**PROBLEM STATEMENT**:
Go through the material below and copy all lines with "data".
○ ○ ○ ○ ○ ○ ○
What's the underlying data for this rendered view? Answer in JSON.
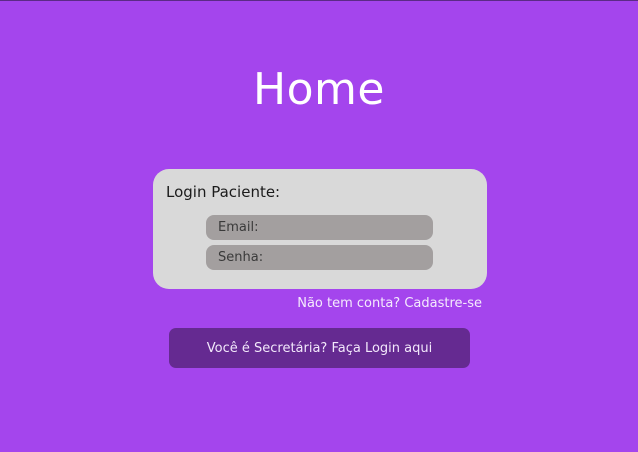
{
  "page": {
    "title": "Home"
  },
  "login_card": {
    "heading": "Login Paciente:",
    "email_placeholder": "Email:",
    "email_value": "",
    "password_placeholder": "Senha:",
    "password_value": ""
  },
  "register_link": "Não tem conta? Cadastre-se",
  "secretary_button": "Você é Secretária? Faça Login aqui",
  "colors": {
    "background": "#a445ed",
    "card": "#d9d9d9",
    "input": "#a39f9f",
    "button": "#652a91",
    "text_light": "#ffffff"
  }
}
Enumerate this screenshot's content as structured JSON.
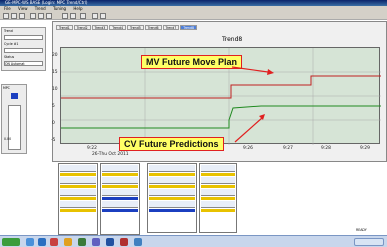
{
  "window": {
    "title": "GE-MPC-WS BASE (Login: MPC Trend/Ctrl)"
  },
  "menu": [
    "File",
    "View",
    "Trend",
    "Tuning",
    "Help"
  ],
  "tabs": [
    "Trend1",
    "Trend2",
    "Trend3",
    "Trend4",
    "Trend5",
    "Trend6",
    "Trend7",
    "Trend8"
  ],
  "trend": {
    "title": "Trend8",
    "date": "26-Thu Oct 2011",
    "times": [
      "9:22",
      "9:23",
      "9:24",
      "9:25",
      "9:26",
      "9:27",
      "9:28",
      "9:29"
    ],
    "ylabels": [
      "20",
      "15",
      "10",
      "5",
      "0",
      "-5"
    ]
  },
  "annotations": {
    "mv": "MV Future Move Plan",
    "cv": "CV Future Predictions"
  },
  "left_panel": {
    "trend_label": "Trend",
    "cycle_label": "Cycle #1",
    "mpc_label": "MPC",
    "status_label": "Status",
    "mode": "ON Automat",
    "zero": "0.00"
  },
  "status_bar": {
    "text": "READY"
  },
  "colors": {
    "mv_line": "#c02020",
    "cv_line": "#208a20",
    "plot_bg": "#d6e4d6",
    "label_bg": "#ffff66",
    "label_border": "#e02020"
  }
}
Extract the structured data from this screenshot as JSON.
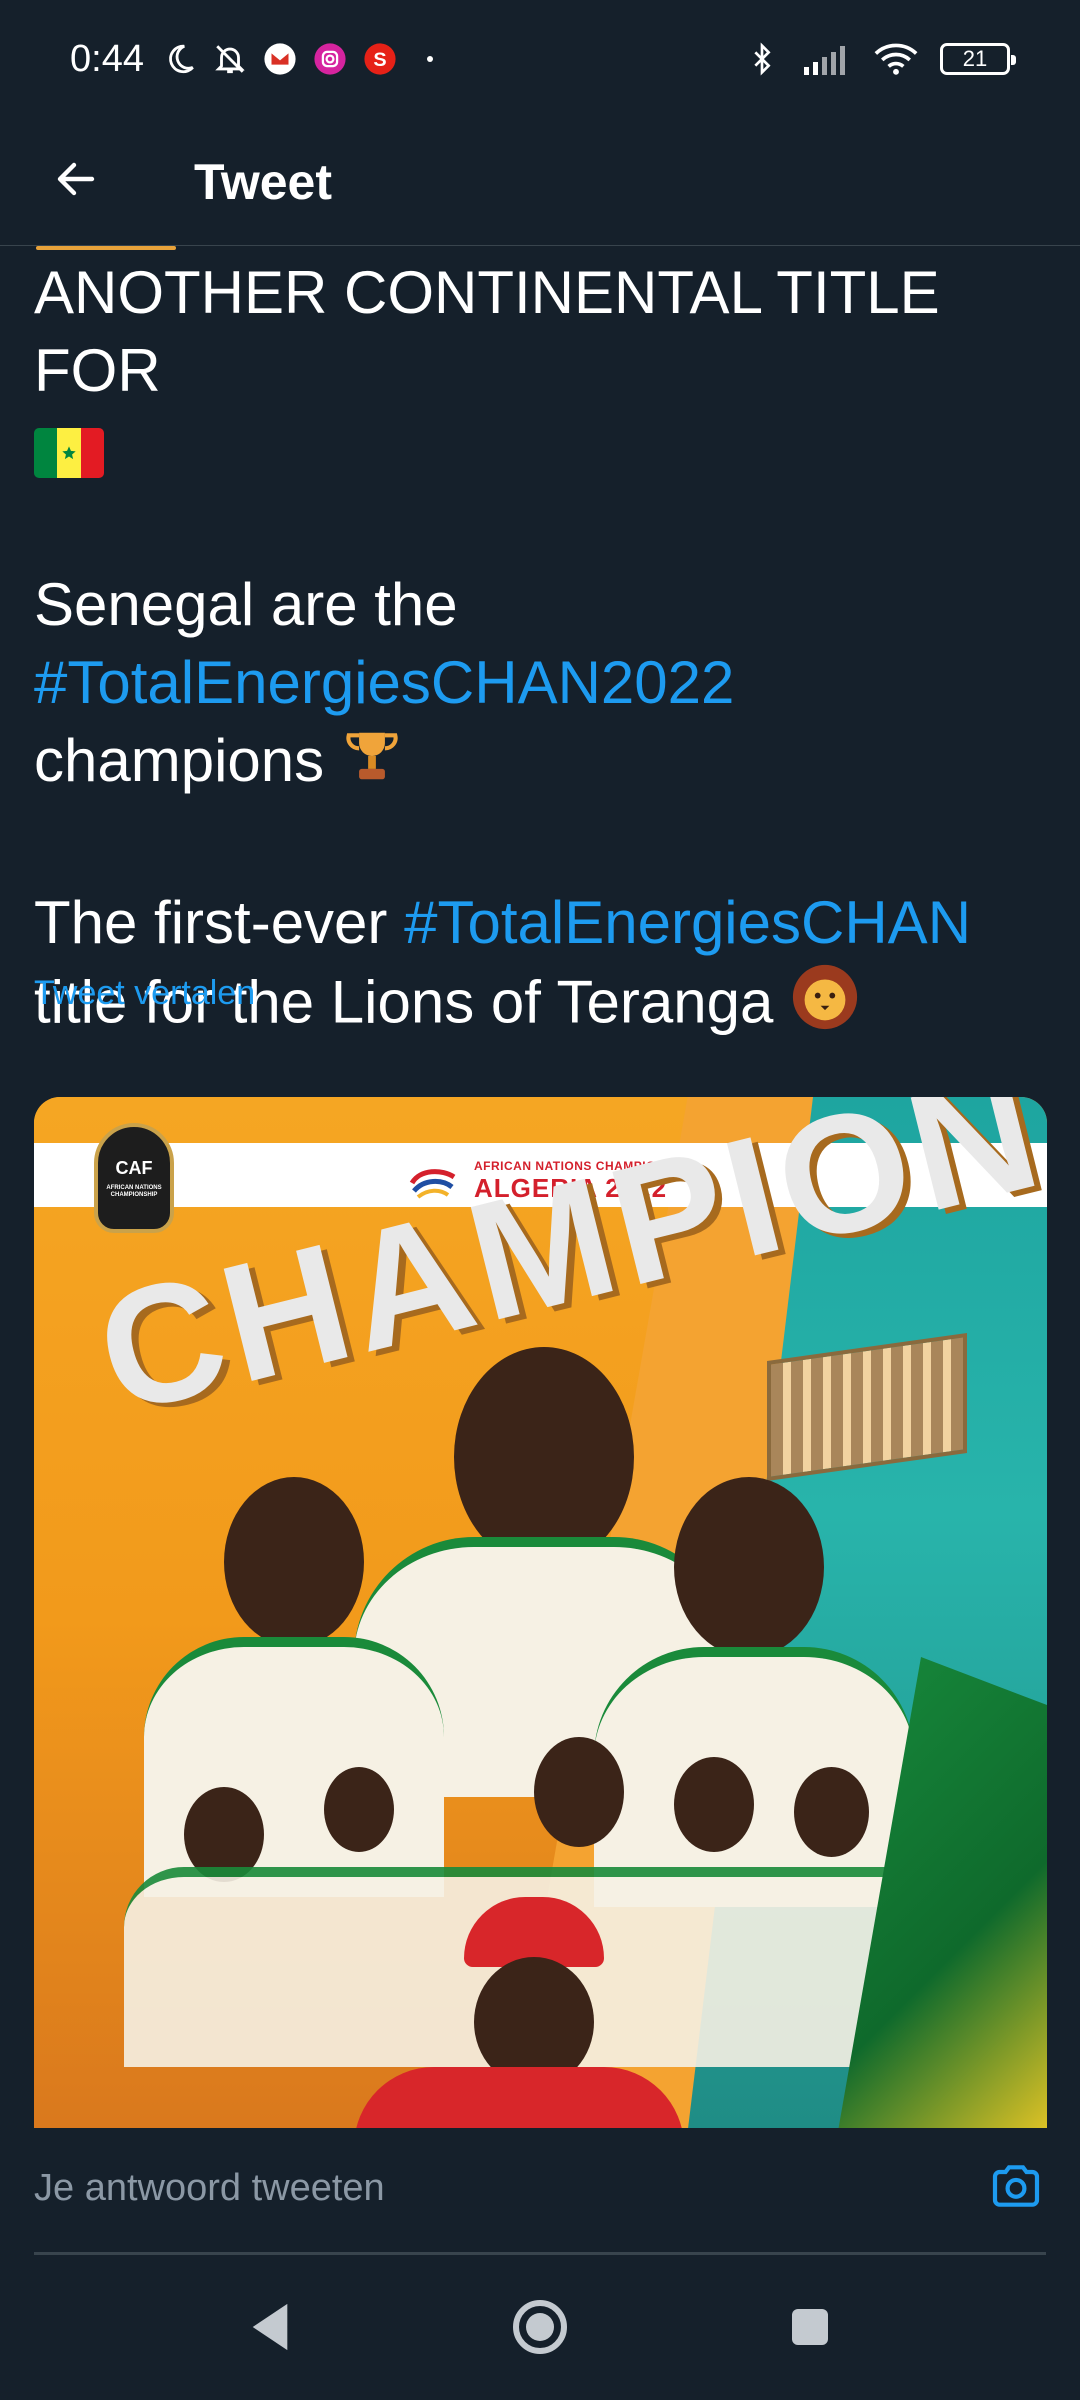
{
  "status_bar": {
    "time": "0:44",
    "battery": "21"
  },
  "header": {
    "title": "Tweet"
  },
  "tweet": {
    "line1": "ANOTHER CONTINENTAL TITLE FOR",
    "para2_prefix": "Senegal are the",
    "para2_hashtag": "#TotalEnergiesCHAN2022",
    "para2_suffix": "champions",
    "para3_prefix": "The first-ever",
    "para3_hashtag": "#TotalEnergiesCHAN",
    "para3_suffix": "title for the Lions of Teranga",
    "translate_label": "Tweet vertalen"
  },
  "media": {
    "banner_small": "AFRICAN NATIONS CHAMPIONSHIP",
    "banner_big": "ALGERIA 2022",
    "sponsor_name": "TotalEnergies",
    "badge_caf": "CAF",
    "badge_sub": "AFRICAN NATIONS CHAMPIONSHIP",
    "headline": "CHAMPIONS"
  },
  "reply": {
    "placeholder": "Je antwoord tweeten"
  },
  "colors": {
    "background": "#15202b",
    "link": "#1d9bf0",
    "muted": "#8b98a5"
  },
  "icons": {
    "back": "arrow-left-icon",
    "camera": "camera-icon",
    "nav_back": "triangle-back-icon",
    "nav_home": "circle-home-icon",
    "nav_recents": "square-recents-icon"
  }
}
○ ○ ○ ○ ○ ○ ○
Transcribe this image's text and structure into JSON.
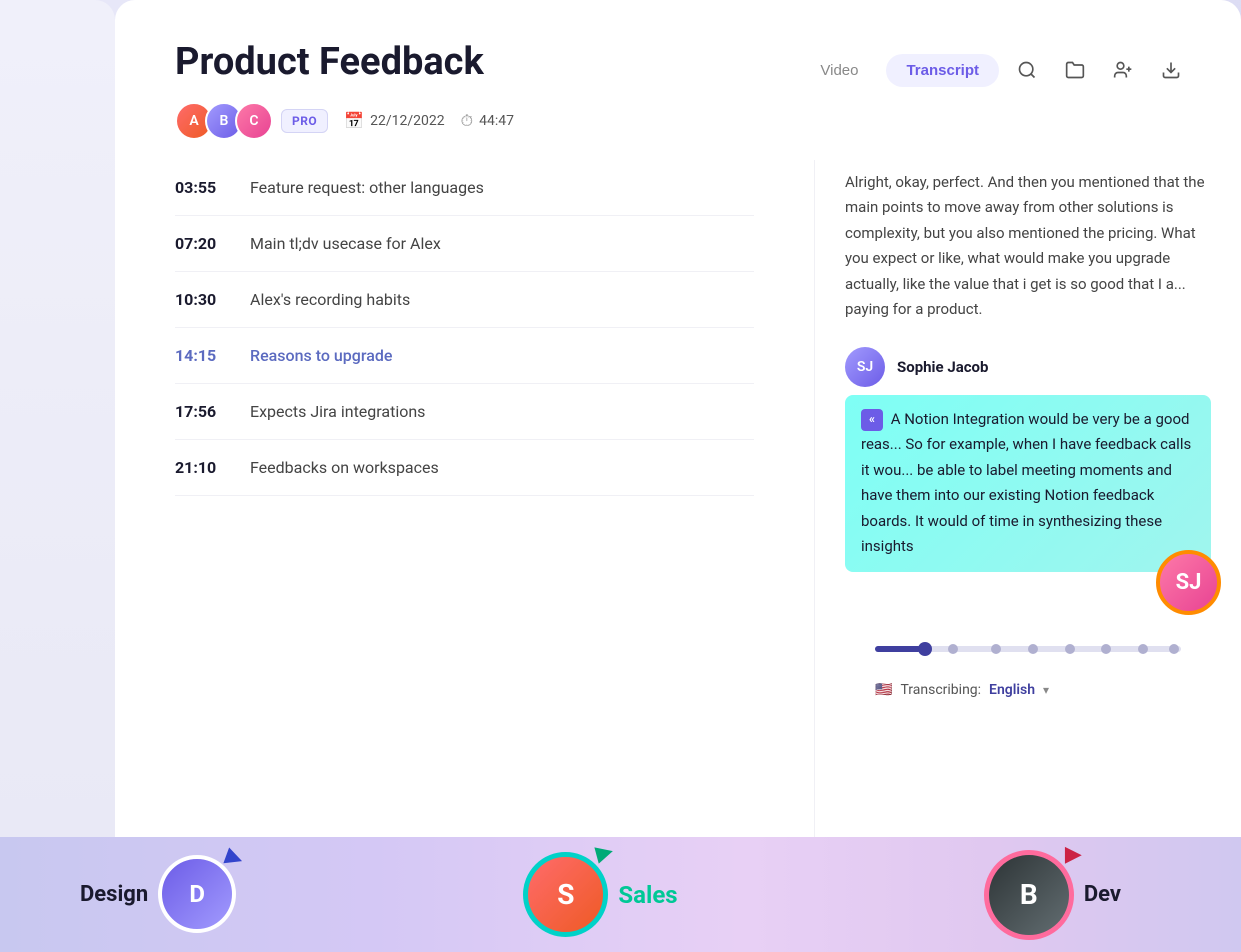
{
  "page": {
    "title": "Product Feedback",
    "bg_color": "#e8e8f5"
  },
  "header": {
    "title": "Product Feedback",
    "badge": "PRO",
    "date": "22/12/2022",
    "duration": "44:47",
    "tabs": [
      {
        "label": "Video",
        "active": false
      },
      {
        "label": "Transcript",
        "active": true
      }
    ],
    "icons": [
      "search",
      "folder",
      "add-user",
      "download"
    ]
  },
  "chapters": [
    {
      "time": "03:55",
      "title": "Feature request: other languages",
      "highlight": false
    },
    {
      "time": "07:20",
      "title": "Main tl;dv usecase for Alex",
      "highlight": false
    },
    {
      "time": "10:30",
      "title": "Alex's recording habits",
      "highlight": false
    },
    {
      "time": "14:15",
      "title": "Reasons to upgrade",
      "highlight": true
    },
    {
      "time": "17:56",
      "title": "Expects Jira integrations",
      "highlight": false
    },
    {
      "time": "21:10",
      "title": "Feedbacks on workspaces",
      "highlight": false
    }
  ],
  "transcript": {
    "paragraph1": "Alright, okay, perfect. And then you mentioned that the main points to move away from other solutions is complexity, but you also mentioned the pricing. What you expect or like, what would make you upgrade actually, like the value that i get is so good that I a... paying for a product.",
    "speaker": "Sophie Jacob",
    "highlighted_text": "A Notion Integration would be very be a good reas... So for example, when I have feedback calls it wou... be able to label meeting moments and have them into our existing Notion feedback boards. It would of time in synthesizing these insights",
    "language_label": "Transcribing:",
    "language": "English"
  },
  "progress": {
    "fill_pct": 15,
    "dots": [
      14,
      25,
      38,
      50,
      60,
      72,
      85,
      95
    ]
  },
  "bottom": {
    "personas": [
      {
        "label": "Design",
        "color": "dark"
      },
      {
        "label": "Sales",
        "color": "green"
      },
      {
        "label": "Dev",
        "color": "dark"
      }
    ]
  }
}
○ ○ ○ ○ ○ ○ ○
**WRITTEN ANSWER**:
What's the underlying data for this rendered view? Answer in JSON.
Extract the structured data from this screenshot as JSON.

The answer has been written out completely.